Prompt: Copy out, from the entries below, each line holding the string "royalties".

Data rows:
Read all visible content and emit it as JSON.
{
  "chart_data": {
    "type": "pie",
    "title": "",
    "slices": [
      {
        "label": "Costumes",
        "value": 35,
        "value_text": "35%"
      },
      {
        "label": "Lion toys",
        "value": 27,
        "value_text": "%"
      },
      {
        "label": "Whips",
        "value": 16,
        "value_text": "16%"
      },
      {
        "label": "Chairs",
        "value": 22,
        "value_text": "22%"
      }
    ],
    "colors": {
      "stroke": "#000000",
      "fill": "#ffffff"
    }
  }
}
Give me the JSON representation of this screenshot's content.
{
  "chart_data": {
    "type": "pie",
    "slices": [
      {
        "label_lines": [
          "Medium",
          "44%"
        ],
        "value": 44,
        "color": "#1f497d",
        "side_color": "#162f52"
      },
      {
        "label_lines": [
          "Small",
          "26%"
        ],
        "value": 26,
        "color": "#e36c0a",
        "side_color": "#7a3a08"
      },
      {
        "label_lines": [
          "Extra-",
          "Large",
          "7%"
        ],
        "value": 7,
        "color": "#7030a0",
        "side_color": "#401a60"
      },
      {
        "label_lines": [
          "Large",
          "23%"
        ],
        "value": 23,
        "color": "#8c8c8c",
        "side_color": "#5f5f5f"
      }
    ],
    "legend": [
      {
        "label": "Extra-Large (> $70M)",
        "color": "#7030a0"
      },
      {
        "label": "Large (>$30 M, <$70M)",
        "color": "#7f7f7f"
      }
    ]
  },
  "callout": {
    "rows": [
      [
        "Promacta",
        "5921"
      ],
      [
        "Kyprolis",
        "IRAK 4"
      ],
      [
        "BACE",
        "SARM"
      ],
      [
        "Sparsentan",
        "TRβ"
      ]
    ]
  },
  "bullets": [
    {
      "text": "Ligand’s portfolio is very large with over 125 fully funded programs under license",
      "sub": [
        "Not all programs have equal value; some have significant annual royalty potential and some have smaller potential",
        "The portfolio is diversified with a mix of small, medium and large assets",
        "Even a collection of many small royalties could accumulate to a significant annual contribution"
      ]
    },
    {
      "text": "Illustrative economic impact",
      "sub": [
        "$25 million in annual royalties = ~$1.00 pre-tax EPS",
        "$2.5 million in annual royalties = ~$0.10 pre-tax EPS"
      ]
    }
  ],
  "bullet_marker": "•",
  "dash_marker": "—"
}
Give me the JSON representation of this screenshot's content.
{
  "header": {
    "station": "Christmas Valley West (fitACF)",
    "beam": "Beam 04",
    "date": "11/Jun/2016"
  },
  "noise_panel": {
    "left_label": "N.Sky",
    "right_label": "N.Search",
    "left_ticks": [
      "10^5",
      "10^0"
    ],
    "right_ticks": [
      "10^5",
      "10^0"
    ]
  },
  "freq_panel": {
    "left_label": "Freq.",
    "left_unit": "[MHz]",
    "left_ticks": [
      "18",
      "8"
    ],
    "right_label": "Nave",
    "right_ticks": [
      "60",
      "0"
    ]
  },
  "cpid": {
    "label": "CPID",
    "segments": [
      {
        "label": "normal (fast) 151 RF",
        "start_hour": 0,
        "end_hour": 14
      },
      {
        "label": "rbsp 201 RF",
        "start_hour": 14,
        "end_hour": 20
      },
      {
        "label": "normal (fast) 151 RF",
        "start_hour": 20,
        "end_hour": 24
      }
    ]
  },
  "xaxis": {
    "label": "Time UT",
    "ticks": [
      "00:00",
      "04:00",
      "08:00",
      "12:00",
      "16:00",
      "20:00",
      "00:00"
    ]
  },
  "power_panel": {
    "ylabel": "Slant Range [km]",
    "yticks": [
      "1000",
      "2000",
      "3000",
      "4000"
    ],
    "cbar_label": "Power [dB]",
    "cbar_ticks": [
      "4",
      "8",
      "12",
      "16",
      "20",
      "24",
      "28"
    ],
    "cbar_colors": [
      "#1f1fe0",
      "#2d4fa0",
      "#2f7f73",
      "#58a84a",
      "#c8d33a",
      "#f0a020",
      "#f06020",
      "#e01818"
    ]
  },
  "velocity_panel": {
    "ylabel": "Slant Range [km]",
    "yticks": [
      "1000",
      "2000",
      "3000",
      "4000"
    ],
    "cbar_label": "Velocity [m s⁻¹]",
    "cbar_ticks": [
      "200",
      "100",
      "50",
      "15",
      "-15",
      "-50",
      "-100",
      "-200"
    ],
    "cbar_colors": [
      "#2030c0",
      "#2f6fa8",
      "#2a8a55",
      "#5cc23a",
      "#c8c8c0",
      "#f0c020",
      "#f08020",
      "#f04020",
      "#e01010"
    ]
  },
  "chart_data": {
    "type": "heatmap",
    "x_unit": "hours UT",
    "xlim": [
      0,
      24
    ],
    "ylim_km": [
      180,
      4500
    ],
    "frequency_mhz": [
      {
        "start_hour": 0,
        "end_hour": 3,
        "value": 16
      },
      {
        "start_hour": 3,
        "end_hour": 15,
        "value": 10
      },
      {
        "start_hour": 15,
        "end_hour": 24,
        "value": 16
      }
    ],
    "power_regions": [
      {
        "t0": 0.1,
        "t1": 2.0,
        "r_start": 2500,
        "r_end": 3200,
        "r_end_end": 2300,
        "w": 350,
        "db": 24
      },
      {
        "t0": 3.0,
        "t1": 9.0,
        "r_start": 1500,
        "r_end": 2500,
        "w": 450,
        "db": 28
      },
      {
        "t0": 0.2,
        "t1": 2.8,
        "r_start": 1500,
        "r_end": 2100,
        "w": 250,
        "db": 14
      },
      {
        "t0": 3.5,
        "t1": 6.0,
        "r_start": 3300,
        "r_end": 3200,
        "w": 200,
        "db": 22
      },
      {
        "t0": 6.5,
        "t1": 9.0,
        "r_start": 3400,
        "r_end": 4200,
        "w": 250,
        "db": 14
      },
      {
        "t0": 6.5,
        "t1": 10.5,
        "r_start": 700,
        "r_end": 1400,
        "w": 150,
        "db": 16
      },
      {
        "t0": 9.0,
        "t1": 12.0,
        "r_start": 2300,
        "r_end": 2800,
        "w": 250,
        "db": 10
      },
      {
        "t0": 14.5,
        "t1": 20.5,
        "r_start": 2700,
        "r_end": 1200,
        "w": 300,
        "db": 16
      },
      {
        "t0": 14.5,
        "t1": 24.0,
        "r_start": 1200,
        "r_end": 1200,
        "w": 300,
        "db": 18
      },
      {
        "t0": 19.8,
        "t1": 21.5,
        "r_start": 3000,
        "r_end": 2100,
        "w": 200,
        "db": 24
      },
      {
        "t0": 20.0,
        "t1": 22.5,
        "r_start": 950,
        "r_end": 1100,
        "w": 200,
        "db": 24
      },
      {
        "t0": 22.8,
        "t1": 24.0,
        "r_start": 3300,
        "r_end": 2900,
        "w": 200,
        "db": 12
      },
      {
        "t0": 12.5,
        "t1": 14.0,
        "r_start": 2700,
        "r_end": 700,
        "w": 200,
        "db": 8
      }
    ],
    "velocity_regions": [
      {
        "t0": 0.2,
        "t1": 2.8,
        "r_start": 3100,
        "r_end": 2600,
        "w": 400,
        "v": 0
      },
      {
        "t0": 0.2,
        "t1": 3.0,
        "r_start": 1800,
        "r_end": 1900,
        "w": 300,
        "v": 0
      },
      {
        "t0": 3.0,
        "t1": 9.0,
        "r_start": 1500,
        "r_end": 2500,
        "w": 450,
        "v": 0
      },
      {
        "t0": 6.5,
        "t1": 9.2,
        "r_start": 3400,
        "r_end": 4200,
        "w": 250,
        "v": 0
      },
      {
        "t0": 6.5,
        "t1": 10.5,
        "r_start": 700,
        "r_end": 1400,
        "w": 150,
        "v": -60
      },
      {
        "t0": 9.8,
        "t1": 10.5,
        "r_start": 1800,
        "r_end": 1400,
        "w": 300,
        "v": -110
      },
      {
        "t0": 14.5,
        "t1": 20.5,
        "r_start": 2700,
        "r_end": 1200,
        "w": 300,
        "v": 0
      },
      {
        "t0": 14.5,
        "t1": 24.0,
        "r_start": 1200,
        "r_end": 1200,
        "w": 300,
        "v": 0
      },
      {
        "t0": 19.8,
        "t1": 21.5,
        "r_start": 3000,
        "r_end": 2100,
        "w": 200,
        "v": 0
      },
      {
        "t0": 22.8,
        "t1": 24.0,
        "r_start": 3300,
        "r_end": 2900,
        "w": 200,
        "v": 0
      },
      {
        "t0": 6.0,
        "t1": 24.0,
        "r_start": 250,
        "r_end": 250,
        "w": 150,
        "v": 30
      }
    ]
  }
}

Answer to the task:
        "Even a collection of many small royalties could accumulate to a significant annual contribution"
        "$25 million in annual royalties = ~$1.00 pre-tax EPS",
        "$2.5 million in annual royalties = ~$0.10 pre-tax EPS"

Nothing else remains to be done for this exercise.